Stored data entries
begin
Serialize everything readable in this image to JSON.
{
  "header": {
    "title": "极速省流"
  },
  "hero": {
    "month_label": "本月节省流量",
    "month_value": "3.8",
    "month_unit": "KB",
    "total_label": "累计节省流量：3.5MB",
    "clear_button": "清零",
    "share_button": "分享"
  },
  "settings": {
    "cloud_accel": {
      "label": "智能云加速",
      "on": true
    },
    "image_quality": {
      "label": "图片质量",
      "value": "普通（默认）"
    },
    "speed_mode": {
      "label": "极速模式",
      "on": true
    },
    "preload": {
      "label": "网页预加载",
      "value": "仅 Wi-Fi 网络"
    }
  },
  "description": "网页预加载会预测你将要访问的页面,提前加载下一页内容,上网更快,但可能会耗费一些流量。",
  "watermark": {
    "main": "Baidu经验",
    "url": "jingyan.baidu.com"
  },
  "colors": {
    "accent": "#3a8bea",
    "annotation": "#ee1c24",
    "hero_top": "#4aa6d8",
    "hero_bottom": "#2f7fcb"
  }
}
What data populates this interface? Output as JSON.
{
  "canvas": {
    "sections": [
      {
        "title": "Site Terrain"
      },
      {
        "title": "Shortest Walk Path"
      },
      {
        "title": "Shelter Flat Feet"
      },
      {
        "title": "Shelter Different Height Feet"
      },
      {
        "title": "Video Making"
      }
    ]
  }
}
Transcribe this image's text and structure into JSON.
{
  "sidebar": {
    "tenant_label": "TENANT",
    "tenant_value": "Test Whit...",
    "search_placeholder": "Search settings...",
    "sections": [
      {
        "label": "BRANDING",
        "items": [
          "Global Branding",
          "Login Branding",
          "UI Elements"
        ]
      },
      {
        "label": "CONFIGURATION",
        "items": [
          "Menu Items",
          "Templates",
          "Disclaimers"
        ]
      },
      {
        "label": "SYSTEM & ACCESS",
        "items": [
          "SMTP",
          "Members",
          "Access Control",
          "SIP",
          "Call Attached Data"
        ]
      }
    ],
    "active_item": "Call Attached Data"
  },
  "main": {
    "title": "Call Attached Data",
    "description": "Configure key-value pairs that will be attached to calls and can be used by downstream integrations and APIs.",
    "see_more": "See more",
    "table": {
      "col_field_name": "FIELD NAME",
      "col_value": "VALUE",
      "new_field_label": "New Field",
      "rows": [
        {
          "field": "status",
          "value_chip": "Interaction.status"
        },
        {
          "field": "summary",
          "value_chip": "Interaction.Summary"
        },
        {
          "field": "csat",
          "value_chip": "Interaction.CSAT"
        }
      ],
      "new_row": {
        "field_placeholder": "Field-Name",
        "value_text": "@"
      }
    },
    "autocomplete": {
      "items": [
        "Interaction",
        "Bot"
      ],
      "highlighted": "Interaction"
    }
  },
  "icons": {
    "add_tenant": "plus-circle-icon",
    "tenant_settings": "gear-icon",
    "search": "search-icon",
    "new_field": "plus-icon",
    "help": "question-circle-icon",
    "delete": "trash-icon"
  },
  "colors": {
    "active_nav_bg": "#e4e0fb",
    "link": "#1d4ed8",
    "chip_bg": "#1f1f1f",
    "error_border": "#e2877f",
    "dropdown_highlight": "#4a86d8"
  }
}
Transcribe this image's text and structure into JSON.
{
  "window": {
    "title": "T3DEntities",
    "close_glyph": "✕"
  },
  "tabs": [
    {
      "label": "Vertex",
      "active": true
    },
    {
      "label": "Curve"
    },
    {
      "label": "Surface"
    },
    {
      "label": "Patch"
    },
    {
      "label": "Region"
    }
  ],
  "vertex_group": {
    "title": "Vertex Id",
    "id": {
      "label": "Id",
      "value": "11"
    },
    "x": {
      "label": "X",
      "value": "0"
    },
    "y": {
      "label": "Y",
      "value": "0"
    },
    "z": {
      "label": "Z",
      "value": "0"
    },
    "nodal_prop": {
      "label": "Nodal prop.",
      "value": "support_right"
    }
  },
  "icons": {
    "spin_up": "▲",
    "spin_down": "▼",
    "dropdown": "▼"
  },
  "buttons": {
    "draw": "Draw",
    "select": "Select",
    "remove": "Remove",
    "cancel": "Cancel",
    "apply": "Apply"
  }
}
end
[Directions for this task] Pull out each record as written and restate it exactly.

[Response to the exercise]
Serialize everything readable in this image to JSON.
{
  "header": {
    "title": "极速省流"
  },
  "hero": {
    "month_label": "本月节省流量",
    "month_value": "3.8",
    "month_unit": "KB",
    "total_label": "累计节省流量：3.5MB",
    "clear_button": "清零",
    "share_button": "分享"
  },
  "settings": {
    "cloud_accel": {
      "label": "智能云加速",
      "on": true
    },
    "image_quality": {
      "label": "图片质量",
      "value": "普通（默认）"
    },
    "speed_mode": {
      "label": "极速模式",
      "on": true
    },
    "preload": {
      "label": "网页预加载",
      "value": "仅 Wi-Fi 网络"
    }
  },
  "description": "网页预加载会预测你将要访问的页面,提前加载下一页内容,上网更快,但可能会耗费一些流量。",
  "watermark": {
    "main": "Baidu经验",
    "url": "jingyan.baidu.com"
  },
  "colors": {
    "accent": "#3a8bea",
    "annotation": "#ee1c24",
    "hero_top": "#4aa6d8",
    "hero_bottom": "#2f7fcb"
  }
}
What data populates this interface? Output as JSON.
{
  "canvas": {
    "sections": [
      {
        "title": "Site Terrain"
      },
      {
        "title": "Shortest Walk Path"
      },
      {
        "title": "Shelter Flat Feet"
      },
      {
        "title": "Shelter Different Height Feet"
      },
      {
        "title": "Video Making"
      }
    ]
  }
}
Transcribe this image's text and structure into JSON.
{
  "sidebar": {
    "tenant_label": "TENANT",
    "tenant_value": "Test Whit...",
    "search_placeholder": "Search settings...",
    "sections": [
      {
        "label": "BRANDING",
        "items": [
          "Global Branding",
          "Login Branding",
          "UI Elements"
        ]
      },
      {
        "label": "CONFIGURATION",
        "items": [
          "Menu Items",
          "Templates",
          "Disclaimers"
        ]
      },
      {
        "label": "SYSTEM & ACCESS",
        "items": [
          "SMTP",
          "Members",
          "Access Control",
          "SIP",
          "Call Attached Data"
        ]
      }
    ],
    "active_item": "Call Attached Data"
  },
  "main": {
    "title": "Call Attached Data",
    "description": "Configure key-value pairs that will be attached to calls and can be used by downstream integrations and APIs.",
    "see_more": "See more",
    "table": {
      "col_field_name": "FIELD NAME",
      "col_value": "VALUE",
      "new_field_label": "New Field",
      "rows": [
        {
          "field": "status",
          "value_chip": "Interaction.status"
        },
        {
          "field": "summary",
          "value_chip": "Interaction.Summary"
        },
        {
          "field": "csat",
          "value_chip": "Interaction.CSAT"
        }
      ],
      "new_row": {
        "field_placeholder": "Field-Name",
        "value_text": "@"
      }
    },
    "autocomplete": {
      "items": [
        "Interaction",
        "Bot"
      ],
      "highlighted": "Interaction"
    }
  },
  "icons": {
    "add_tenant": "plus-circle-icon",
    "tenant_settings": "gear-icon",
    "search": "search-icon",
    "new_field": "plus-icon",
    "help": "question-circle-icon",
    "delete": "trash-icon"
  },
  "colors": {
    "active_nav_bg": "#e4e0fb",
    "link": "#1d4ed8",
    "chip_bg": "#1f1f1f",
    "error_border": "#e2877f",
    "dropdown_highlight": "#4a86d8"
  }
}
Transcribe this image's text and structure into JSON.
{
  "window": {
    "title": "T3DEntities",
    "close_glyph": "✕"
  },
  "tabs": [
    {
      "label": "Vertex",
      "active": true
    },
    {
      "label": "Curve"
    },
    {
      "label": "Surface"
    },
    {
      "label": "Patch"
    },
    {
      "label": "Region"
    }
  ],
  "vertex_group": {
    "title": "Vertex Id",
    "id": {
      "label": "Id",
      "value": "11"
    },
    "x": {
      "label": "X",
      "value": "0"
    },
    "y": {
      "label": "Y",
      "value": "0"
    },
    "z": {
      "label": "Z",
      "value": "0"
    },
    "nodal_prop": {
      "label": "Nodal prop.",
      "value": "support_right"
    }
  },
  "icons": {
    "spin_up": "▲",
    "spin_down": "▼",
    "dropdown": "▼"
  },
  "buttons": {
    "draw": "Draw",
    "select": "Select",
    "remove": "Remove",
    "cancel": "Cancel",
    "apply": "Apply"
  }
}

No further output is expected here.